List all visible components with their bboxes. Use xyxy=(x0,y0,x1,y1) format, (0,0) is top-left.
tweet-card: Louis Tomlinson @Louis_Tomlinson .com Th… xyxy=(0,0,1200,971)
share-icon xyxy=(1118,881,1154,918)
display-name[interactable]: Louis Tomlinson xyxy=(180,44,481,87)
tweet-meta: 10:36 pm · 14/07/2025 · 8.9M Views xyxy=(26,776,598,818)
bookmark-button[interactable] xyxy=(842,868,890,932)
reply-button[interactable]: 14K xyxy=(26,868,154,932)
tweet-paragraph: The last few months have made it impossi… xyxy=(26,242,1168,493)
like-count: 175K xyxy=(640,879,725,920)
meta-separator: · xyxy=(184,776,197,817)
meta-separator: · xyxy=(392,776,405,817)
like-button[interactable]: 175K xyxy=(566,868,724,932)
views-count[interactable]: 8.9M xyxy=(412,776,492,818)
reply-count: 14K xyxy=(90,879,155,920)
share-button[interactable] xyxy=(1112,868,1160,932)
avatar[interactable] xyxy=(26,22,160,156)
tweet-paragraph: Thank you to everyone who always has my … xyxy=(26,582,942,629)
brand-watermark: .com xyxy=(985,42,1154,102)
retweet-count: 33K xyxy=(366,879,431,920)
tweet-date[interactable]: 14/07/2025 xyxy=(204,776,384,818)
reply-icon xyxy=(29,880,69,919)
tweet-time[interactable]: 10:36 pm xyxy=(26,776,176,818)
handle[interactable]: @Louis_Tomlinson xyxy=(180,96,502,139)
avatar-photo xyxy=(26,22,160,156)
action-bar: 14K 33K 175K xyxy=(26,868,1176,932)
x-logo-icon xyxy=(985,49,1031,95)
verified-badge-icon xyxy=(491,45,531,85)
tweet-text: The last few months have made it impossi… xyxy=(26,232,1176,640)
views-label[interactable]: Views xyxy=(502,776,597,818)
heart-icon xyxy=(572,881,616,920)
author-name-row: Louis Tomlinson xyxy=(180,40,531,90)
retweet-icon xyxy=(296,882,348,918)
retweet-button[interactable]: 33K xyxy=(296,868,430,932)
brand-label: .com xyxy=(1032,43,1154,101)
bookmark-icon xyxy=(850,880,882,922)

• **WHAT NEEDS TO BE DONE**: Repeat every row above character for character, in the same order.

• **WRITTEN RESPONSE**:
List all visible components with their bboxes. Use xyxy=(x0,y0,x1,y1) format, (0,0) is top-left.
tweet-card: Louis Tomlinson @Louis_Tomlinson .com Th… xyxy=(0,0,1200,971)
share-icon xyxy=(1118,881,1154,918)
display-name[interactable]: Louis Tomlinson xyxy=(180,44,481,87)
tweet-meta: 10:36 pm · 14/07/2025 · 8.9M Views xyxy=(26,776,598,818)
bookmark-button[interactable] xyxy=(842,868,890,932)
reply-button[interactable]: 14K xyxy=(26,868,154,932)
tweet-paragraph: The last few months have made it impossi… xyxy=(26,242,1168,493)
like-count: 175K xyxy=(640,879,725,920)
meta-separator: · xyxy=(184,776,197,817)
meta-separator: · xyxy=(392,776,405,817)
like-button[interactable]: 175K xyxy=(566,868,724,932)
views-count[interactable]: 8.9M xyxy=(412,776,492,818)
reply-count: 14K xyxy=(90,879,155,920)
share-button[interactable] xyxy=(1112,868,1160,932)
avatar[interactable] xyxy=(26,22,160,156)
tweet-paragraph: Thank you to everyone who always has my … xyxy=(26,582,942,629)
brand-watermark: .com xyxy=(985,42,1154,102)
retweet-count: 33K xyxy=(366,879,431,920)
tweet-date[interactable]: 14/07/2025 xyxy=(204,776,384,818)
reply-icon xyxy=(29,880,69,919)
tweet-time[interactable]: 10:36 pm xyxy=(26,776,176,818)
handle[interactable]: @Louis_Tomlinson xyxy=(180,96,502,139)
avatar-photo xyxy=(26,22,160,156)
action-bar: 14K 33K 175K xyxy=(26,868,1176,932)
x-logo-icon xyxy=(985,49,1031,95)
verified-badge-icon xyxy=(491,45,531,85)
tweet-text: The last few months have made it impossi… xyxy=(26,232,1176,640)
views-label[interactable]: Views xyxy=(502,776,597,818)
heart-icon xyxy=(572,881,616,920)
author-name-row: Louis Tomlinson xyxy=(180,40,531,90)
retweet-icon xyxy=(296,882,348,918)
retweet-button[interactable]: 33K xyxy=(296,868,430,932)
brand-label: .com xyxy=(1032,43,1154,101)
bookmark-icon xyxy=(850,880,882,922)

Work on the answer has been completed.